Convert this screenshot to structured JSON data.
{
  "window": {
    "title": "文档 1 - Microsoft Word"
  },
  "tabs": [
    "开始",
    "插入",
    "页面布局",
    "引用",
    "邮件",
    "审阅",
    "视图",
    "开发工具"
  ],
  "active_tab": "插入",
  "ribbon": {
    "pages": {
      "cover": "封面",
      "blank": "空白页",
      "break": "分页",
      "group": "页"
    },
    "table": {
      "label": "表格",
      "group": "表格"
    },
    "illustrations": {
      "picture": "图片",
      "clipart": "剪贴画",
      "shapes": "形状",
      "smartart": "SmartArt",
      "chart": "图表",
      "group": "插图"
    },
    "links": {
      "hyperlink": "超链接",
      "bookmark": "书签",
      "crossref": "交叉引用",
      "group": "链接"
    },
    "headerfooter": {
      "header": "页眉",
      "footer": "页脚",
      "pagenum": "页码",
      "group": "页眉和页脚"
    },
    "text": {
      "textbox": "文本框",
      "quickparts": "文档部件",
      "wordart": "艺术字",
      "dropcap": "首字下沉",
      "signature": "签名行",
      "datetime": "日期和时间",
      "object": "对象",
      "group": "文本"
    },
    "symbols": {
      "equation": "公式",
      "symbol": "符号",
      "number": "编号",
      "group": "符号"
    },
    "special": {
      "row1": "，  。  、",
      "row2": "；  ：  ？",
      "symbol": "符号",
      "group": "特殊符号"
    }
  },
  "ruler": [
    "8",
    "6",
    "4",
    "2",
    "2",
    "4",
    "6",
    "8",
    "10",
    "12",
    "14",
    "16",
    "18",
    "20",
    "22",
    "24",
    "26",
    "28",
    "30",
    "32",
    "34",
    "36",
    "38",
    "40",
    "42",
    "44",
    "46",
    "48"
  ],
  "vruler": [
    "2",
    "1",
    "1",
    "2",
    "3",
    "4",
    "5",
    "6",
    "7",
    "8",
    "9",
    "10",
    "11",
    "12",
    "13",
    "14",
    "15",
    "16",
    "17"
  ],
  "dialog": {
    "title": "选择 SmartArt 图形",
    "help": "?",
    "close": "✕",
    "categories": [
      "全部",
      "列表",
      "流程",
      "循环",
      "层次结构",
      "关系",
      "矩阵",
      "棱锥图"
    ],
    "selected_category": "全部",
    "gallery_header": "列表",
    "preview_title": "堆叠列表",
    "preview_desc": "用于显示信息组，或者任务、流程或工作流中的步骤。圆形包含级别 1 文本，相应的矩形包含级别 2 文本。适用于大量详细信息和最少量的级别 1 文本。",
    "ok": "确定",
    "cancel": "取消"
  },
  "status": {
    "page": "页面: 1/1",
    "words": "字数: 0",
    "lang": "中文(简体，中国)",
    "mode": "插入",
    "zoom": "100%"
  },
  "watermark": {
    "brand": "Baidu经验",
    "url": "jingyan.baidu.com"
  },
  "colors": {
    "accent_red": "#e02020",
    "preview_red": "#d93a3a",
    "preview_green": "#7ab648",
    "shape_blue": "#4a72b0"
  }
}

══════════════════════════════

▶ **Requirements**
Reproduce the entries above in full by retyping them exactly.

▶ **Answer to the task**
Convert this screenshot to structured JSON data.
{
  "window": {
    "title": "文档 1 - Microsoft Word"
  },
  "tabs": [
    "开始",
    "插入",
    "页面布局",
    "引用",
    "邮件",
    "审阅",
    "视图",
    "开发工具"
  ],
  "active_tab": "插入",
  "ribbon": {
    "pages": {
      "cover": "封面",
      "blank": "空白页",
      "break": "分页",
      "group": "页"
    },
    "table": {
      "label": "表格",
      "group": "表格"
    },
    "illustrations": {
      "picture": "图片",
      "clipart": "剪贴画",
      "shapes": "形状",
      "smartart": "SmartArt",
      "chart": "图表",
      "group": "插图"
    },
    "links": {
      "hyperlink": "超链接",
      "bookmark": "书签",
      "crossref": "交叉引用",
      "group": "链接"
    },
    "headerfooter": {
      "header": "页眉",
      "footer": "页脚",
      "pagenum": "页码",
      "group": "页眉和页脚"
    },
    "text": {
      "textbox": "文本框",
      "quickparts": "文档部件",
      "wordart": "艺术字",
      "dropcap": "首字下沉",
      "signature": "签名行",
      "datetime": "日期和时间",
      "object": "对象",
      "group": "文本"
    },
    "symbols": {
      "equation": "公式",
      "symbol": "符号",
      "number": "编号",
      "group": "符号"
    },
    "special": {
      "row1": "，  。  、",
      "row2": "；  ：  ？",
      "symbol": "符号",
      "group": "特殊符号"
    }
  },
  "ruler": [
    "8",
    "6",
    "4",
    "2",
    "2",
    "4",
    "6",
    "8",
    "10",
    "12",
    "14",
    "16",
    "18",
    "20",
    "22",
    "24",
    "26",
    "28",
    "30",
    "32",
    "34",
    "36",
    "38",
    "40",
    "42",
    "44",
    "46",
    "48"
  ],
  "vruler": [
    "2",
    "1",
    "1",
    "2",
    "3",
    "4",
    "5",
    "6",
    "7",
    "8",
    "9",
    "10",
    "11",
    "12",
    "13",
    "14",
    "15",
    "16",
    "17"
  ],
  "dialog": {
    "title": "选择 SmartArt 图形",
    "help": "?",
    "close": "✕",
    "categories": [
      "全部",
      "列表",
      "流程",
      "循环",
      "层次结构",
      "关系",
      "矩阵",
      "棱锥图"
    ],
    "selected_category": "全部",
    "gallery_header": "列表",
    "preview_title": "堆叠列表",
    "preview_desc": "用于显示信息组，或者任务、流程或工作流中的步骤。圆形包含级别 1 文本，相应的矩形包含级别 2 文本。适用于大量详细信息和最少量的级别 1 文本。",
    "ok": "确定",
    "cancel": "取消"
  },
  "status": {
    "page": "页面: 1/1",
    "words": "字数: 0",
    "lang": "中文(简体，中国)",
    "mode": "插入",
    "zoom": "100%"
  },
  "watermark": {
    "brand": "Baidu经验",
    "url": "jingyan.baidu.com"
  },
  "colors": {
    "accent_red": "#e02020",
    "preview_red": "#d93a3a",
    "preview_green": "#7ab648",
    "shape_blue": "#4a72b0"
  }
}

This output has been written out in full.